Task description – From the entries below, pull out each line where "Turnkey" appears.

═════ Material for this exercise

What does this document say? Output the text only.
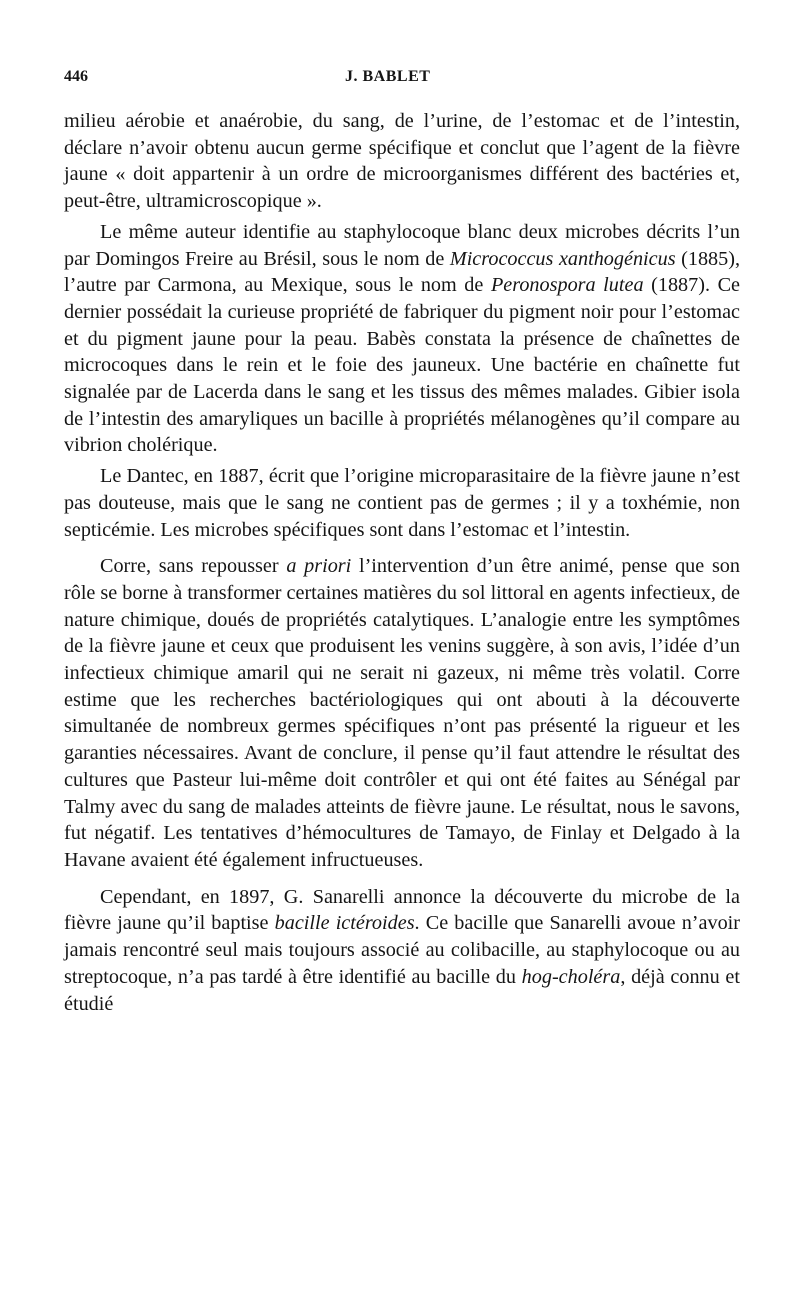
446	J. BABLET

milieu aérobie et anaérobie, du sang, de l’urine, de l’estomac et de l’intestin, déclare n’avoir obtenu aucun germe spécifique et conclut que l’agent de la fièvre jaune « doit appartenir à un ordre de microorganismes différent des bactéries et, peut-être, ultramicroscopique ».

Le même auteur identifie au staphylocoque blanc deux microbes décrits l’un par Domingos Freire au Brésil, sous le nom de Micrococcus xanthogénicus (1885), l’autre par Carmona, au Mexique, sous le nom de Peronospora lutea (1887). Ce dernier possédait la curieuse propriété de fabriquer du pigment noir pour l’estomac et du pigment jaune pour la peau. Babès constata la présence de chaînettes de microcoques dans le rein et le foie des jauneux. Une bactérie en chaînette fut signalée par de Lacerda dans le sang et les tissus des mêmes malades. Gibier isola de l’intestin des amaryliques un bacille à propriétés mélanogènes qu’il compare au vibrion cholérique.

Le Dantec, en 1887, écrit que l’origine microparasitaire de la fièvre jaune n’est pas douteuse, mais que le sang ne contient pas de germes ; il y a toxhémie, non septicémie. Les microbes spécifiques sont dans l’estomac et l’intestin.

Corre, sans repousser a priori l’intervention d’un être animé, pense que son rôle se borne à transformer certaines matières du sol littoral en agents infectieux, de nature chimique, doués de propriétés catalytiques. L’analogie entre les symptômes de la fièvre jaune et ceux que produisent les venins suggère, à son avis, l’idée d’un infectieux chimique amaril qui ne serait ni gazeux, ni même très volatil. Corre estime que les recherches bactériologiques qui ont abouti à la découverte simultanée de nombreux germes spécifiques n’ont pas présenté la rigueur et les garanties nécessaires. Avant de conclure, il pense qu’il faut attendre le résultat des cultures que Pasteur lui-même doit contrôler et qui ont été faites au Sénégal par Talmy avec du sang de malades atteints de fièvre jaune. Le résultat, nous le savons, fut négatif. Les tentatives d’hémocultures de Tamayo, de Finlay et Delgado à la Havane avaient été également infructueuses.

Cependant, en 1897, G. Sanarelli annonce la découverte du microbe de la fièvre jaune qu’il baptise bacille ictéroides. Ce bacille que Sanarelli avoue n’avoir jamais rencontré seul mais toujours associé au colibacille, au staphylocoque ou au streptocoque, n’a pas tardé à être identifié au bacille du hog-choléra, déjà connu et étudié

══════════
═════ Material for this exercise

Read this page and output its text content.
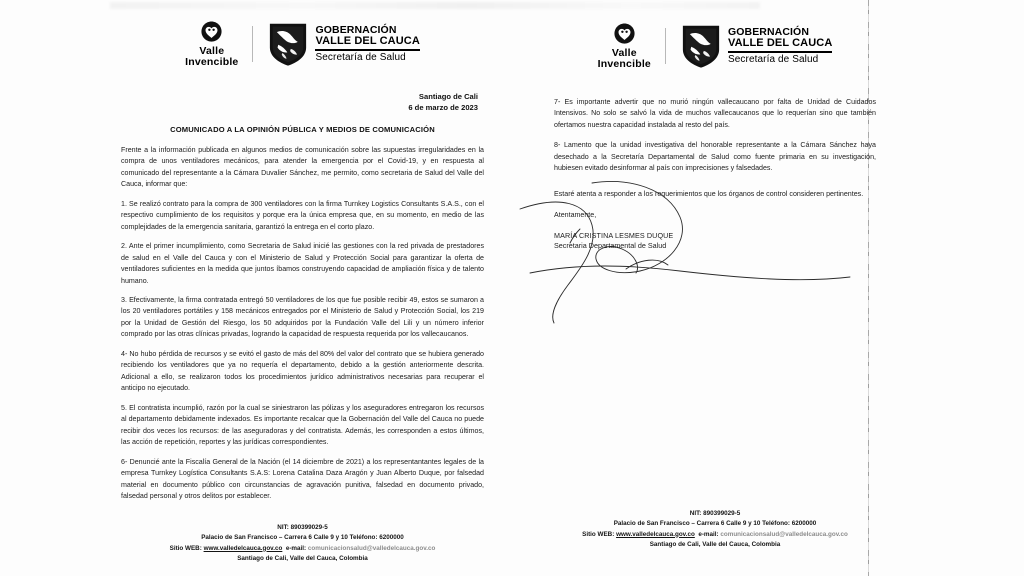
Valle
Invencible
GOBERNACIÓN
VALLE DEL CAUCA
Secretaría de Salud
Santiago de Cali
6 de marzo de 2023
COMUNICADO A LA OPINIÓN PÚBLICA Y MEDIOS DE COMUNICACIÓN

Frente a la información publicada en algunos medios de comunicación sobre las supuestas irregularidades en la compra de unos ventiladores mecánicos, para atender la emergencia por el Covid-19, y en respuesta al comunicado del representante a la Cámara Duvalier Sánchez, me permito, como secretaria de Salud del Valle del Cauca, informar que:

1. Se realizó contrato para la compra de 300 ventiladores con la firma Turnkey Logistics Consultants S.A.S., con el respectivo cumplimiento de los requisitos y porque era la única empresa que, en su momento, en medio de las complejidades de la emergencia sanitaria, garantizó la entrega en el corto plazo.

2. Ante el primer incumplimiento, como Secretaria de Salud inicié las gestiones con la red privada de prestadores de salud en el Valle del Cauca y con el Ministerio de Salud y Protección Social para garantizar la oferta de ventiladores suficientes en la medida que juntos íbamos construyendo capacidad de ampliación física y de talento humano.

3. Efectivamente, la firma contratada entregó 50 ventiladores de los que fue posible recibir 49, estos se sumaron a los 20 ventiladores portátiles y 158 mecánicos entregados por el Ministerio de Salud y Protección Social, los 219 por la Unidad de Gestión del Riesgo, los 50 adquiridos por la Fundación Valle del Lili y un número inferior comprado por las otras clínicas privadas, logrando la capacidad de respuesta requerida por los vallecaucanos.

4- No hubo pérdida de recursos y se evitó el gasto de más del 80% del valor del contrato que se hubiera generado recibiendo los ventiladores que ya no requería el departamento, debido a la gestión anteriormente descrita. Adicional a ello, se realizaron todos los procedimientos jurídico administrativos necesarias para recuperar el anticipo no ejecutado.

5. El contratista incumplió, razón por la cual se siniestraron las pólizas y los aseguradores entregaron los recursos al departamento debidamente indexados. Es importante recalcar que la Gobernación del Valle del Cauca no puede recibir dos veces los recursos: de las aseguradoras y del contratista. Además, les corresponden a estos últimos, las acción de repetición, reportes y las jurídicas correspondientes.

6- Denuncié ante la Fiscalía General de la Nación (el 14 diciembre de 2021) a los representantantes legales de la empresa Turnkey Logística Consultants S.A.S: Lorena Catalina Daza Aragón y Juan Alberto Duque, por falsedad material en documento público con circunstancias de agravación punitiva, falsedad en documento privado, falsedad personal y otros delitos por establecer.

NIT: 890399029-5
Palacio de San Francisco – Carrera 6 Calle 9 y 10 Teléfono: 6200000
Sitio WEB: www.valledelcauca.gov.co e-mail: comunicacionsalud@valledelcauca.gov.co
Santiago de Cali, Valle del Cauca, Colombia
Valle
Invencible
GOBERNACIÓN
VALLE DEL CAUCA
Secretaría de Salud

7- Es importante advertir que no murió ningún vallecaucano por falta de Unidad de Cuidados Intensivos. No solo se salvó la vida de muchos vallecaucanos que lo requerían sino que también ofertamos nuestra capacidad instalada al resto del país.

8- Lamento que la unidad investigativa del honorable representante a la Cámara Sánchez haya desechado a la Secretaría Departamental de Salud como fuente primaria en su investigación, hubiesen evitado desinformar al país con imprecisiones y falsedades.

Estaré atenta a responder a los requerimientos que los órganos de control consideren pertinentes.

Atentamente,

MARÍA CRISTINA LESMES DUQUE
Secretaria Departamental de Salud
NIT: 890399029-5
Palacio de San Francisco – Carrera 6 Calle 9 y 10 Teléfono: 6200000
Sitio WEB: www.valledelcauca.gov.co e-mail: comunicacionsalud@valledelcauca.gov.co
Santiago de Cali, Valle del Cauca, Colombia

══════════

Task answer –
1. Se realizó contrato para la compra de 300 ventiladores con la firma Turnkey Logistics Consultants S.A.S., con el respectivo cumplimiento de los requisitos y porque era la única empresa que, en su momento, en medio de las complejidades de la emergencia sanitaria, garantizó la entrega en el corto plazo.
6- Denuncié ante la Fiscalía General de la Nación (el 14 diciembre de 2021) a los representantantes legales de la empresa Turnkey Logística Consultants S.A.S: Lorena Catalina Daza Aragón y Juan Alberto Duque, por falsedad material en documento público con circunstancias de agravación punitiva, falsedad en documento privado, falsedad personal y otros delitos por establecer.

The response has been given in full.